-- begin Data for this exercise --

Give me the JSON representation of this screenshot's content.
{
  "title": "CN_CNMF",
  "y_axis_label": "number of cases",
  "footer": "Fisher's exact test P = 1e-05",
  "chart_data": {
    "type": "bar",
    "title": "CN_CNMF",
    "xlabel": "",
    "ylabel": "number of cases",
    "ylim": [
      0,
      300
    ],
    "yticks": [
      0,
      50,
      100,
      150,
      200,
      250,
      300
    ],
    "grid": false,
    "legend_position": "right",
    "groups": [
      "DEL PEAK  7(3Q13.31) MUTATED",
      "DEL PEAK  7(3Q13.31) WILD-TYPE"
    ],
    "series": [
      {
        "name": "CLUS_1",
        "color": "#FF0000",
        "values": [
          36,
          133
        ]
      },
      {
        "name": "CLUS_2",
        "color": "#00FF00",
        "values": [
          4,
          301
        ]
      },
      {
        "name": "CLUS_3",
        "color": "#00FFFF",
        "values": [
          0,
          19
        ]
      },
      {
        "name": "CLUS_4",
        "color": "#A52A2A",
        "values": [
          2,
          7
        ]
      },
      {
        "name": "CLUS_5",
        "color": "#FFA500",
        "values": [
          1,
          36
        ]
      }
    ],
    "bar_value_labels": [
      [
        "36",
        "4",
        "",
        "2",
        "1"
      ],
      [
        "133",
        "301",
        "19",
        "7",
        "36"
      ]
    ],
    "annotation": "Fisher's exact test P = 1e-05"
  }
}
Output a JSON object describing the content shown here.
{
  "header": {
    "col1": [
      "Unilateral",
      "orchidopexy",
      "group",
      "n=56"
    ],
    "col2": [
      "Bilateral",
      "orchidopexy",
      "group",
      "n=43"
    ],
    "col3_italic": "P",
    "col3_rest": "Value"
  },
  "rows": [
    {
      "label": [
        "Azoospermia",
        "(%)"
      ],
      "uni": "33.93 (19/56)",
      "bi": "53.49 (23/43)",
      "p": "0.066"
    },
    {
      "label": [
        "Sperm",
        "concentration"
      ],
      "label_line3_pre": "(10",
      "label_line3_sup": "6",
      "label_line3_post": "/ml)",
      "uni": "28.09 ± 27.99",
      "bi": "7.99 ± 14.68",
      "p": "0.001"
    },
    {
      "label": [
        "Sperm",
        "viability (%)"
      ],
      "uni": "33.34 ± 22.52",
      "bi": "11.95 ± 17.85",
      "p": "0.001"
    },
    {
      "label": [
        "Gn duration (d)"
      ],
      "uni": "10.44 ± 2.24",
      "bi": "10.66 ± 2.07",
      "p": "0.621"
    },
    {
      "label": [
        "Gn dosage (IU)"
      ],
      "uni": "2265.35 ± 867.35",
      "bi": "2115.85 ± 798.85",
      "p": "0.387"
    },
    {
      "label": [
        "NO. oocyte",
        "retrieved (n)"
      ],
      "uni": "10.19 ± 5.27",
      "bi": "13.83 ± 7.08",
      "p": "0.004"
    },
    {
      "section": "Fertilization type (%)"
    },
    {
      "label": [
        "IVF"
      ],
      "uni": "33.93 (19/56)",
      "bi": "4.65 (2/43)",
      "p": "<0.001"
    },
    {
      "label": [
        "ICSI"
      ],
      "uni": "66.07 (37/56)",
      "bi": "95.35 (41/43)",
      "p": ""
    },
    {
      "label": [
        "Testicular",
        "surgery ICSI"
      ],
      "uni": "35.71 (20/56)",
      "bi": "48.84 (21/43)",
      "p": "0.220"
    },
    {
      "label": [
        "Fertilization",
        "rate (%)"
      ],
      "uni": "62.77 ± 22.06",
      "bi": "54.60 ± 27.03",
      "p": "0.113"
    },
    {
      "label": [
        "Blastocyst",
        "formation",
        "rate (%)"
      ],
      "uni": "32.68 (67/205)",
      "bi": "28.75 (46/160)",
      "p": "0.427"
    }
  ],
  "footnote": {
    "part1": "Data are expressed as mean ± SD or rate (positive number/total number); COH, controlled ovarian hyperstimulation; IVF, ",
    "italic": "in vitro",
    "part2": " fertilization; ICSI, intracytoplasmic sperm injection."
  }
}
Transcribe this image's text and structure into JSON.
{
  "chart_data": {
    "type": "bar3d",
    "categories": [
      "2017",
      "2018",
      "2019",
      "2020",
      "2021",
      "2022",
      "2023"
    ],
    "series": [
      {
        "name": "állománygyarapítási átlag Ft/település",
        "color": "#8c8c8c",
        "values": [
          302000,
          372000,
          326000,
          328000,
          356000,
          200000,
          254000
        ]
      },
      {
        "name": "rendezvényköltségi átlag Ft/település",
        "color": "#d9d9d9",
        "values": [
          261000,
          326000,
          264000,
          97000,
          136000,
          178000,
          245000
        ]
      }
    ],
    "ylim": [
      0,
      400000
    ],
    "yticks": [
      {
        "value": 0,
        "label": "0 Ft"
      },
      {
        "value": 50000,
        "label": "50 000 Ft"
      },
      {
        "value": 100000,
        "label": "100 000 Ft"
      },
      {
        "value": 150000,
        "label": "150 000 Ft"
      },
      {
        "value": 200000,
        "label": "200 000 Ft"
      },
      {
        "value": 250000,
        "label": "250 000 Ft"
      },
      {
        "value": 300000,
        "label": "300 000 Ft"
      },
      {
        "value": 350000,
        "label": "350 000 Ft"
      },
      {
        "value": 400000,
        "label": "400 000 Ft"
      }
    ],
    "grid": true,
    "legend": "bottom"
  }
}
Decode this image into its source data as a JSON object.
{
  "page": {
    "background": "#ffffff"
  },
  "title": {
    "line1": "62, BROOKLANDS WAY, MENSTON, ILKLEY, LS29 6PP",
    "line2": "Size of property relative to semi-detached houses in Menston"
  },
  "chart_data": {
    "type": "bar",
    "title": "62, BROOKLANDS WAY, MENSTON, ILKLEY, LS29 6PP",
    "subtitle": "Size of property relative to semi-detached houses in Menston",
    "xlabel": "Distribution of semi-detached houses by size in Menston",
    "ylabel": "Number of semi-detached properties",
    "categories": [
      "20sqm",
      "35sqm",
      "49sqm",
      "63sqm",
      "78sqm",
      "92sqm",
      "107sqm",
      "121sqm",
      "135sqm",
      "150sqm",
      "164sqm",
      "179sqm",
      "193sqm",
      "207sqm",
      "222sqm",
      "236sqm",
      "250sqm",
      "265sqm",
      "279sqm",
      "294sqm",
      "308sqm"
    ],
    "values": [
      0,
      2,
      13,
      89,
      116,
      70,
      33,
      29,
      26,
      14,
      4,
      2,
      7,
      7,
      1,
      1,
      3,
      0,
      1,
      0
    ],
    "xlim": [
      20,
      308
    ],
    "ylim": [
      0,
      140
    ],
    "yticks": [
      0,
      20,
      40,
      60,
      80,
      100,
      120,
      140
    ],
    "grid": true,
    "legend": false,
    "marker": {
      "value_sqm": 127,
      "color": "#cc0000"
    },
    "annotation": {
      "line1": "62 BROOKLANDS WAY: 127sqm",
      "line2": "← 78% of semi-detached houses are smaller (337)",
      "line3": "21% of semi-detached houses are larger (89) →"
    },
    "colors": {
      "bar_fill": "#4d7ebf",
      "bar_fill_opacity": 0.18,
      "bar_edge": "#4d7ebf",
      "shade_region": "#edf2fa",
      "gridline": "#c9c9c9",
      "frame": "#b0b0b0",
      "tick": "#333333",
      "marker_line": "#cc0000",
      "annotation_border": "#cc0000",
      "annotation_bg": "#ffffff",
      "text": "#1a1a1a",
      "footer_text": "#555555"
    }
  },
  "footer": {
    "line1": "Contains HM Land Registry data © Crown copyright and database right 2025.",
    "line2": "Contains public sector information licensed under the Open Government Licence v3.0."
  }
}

-- end Data for this exercise --

Instructions to follow:
Filter the listing above by the word "object"; copy each line that passes.

Result of this exercise:
Output a JSON object describing the content shown here.
Decode this image into its source data as a JSON object.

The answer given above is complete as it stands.